▶ The task:
The answer is one number: how many lines in the data below hold "JSON".
──────── Data
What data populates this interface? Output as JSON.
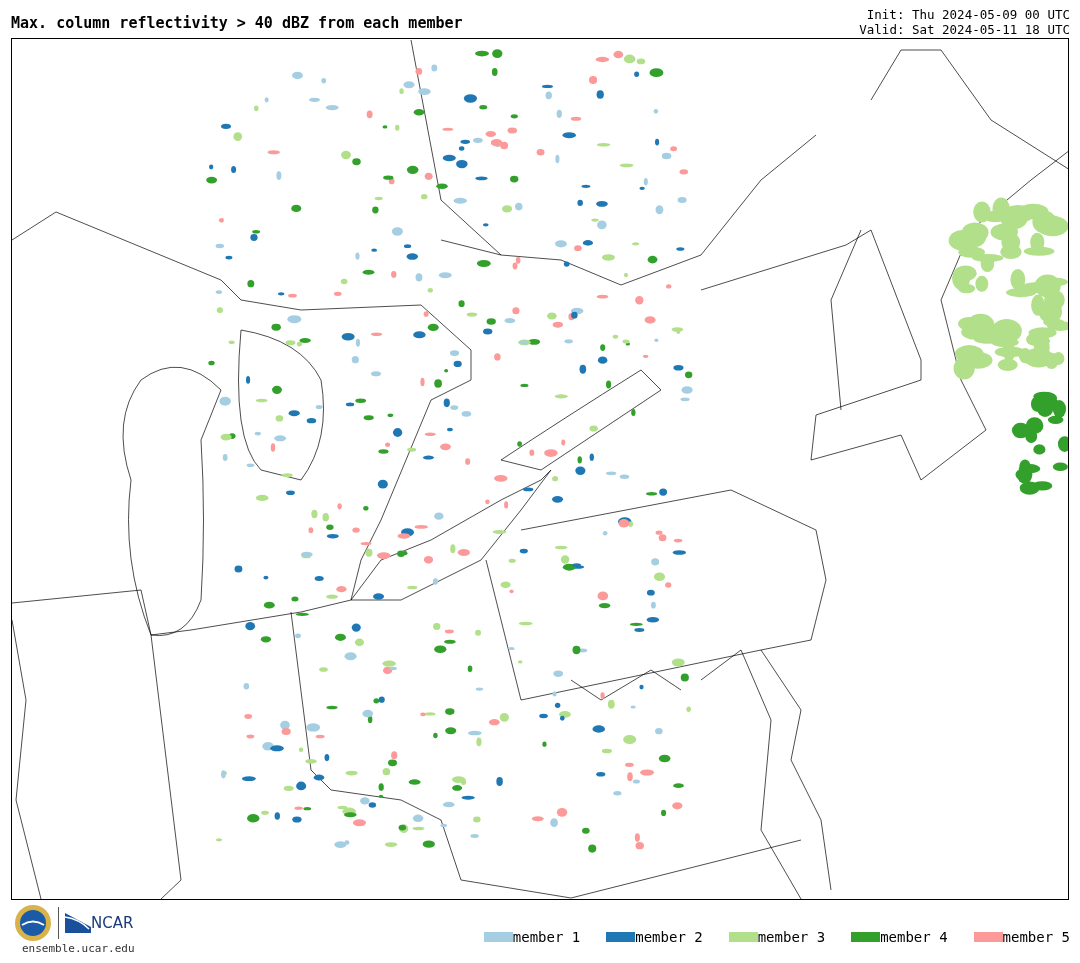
{
  "title": "Max. column reflectivity > 40 dBZ from each member",
  "init": "Init: Thu 2024-05-09 00 UTC",
  "valid": "Valid: Sat 2024-05-11 18 UTC",
  "logo": {
    "org": "NCAR",
    "url": "ensemble.ucar.edu"
  },
  "legend": [
    {
      "label": "member 1",
      "color": "#a6cee3"
    },
    {
      "label": "member 2",
      "color": "#1f78b4"
    },
    {
      "label": "member 3",
      "color": "#b2df8a"
    },
    {
      "label": "member 4",
      "color": "#33a02c"
    },
    {
      "label": "member 5",
      "color": "#fb9a99"
    }
  ]
}
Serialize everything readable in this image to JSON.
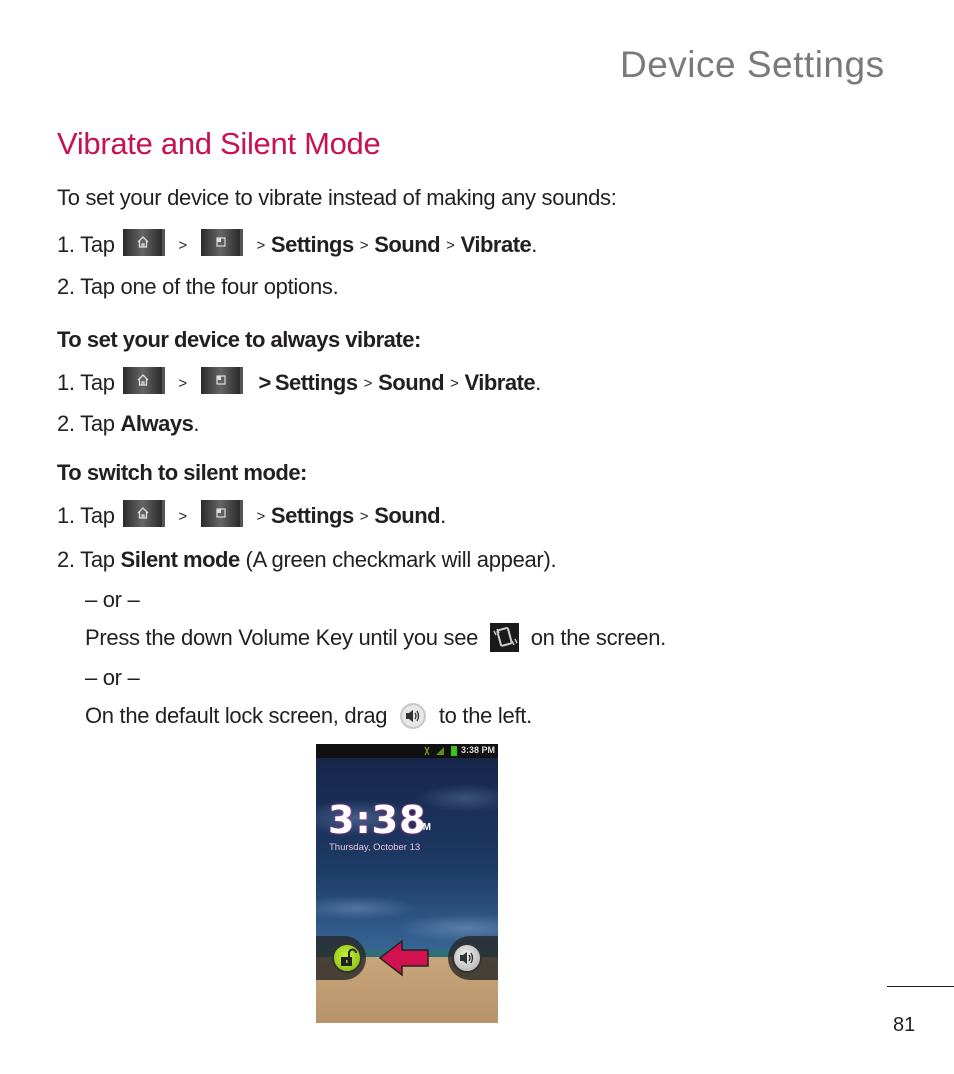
{
  "header": {
    "chapter_title": "Device Settings"
  },
  "section": {
    "heading": "Vibrate and Silent Mode",
    "intro": "To set your device to vibrate instead of making any sounds:",
    "vibrate_steps": {
      "step1_prefix": "1. Tap",
      "sep": ">",
      "path": [
        "Settings",
        "Sound",
        "Vibrate"
      ],
      "end": ".",
      "step2": "2. Tap one of the four options."
    },
    "always_vibrate": {
      "heading": "To set your device to always vibrate:",
      "step1_prefix": "1. Tap",
      "sep": ">",
      "path": [
        "Settings",
        "Sound",
        "Vibrate"
      ],
      "end": ".",
      "step2_prefix": "2. Tap",
      "step2_bold": "Always",
      "step2_end": "."
    },
    "silent_mode": {
      "heading": "To switch to silent mode:",
      "step1_prefix": "1. Tap",
      "sep": ">",
      "path": [
        "Settings",
        "Sound"
      ],
      "end": ".",
      "step2_prefix": "2. Tap",
      "step2_bold": "Silent mode",
      "step2_rest": " (A green checkmark will appear).",
      "or1": "– or –",
      "alt1_before": "Press the down Volume Key until you see",
      "alt1_after": "on the screen.",
      "or2": "– or –",
      "alt2_before": "On the default lock screen, drag",
      "alt2_after": "to the left."
    }
  },
  "icons": {
    "home_key": "home-icon",
    "menu_key": "menu-icon",
    "vibrate_indicator": "vibrate-icon",
    "sound_slider": "speaker-icon"
  },
  "phone_screen": {
    "status_time": "3:38 PM",
    "clock_time": "3:38",
    "clock_ampm": "PM",
    "date": "Thursday, October 13"
  },
  "colors": {
    "heading_accent": "#c8124f",
    "chapter_title": "#7a7a7a",
    "arrow": "#d1124e",
    "unlock_green": "#9ad21e"
  },
  "footer": {
    "page_number": "81"
  }
}
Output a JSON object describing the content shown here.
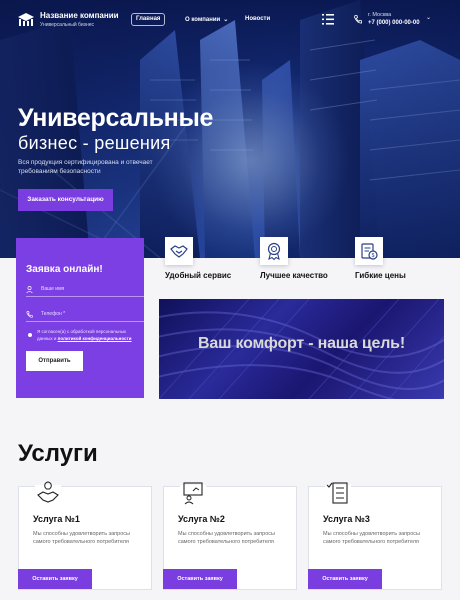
{
  "header": {
    "company_name": "Название компании",
    "company_tagline": "Универсальный бизнес",
    "nav": [
      {
        "label": "Главная"
      },
      {
        "label": "О компании"
      },
      {
        "label": "Новости"
      }
    ],
    "city": "г. Москва",
    "phone": "+7 (000) 000-00-00",
    "icons": [
      "logo-icon",
      "menu-icon",
      "phone-icon",
      "chevron-down-icon"
    ]
  },
  "hero": {
    "title": "Универсальные",
    "subtitle": "бизнес - решения",
    "description": "Вся продукция сертифицирована и отвечает требованиям безопасности",
    "cta_label": "Заказать консультацию"
  },
  "form": {
    "title": "Заявка онлайн!",
    "name_placeholder": "Ваше имя",
    "phone_placeholder": "Телефон *",
    "consent_text": "Я согласен(а) с обработкой персональных данных и ",
    "consent_link": "политикой конфиденциальности",
    "submit_label": "Отправить"
  },
  "features": [
    {
      "label": "Удобный сервис",
      "icon": "handshake-icon"
    },
    {
      "label": "Лучшее качество",
      "icon": "award-medal-icon"
    },
    {
      "label": "Гибкие цены",
      "icon": "price-tag-icon"
    }
  ],
  "banner": {
    "text": "Ваш комфорт - наша цель!"
  },
  "services": {
    "title": "Услуги",
    "items": [
      {
        "title": "Услуга №1",
        "desc": "Мы способны удовлетворить запросы самого требовательного потребителя",
        "button": "Оставить заявку",
        "icon": "handshake-idea-icon"
      },
      {
        "title": "Услуга №2",
        "desc": "Мы способны удовлетворить запросы самого требовательного потребителя",
        "button": "Оставить заявку",
        "icon": "presentation-board-icon"
      },
      {
        "title": "Услуга №3",
        "desc": "Мы способны удовлетворить запросы самого требовательного потребителя",
        "button": "Оставить заявку",
        "icon": "checklist-icon"
      }
    ]
  },
  "colors": {
    "accent": "#7a3de0",
    "hero_dark": "#0b1a55",
    "banner": "#1a1670"
  }
}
────────────────
▶ Worked solution:
3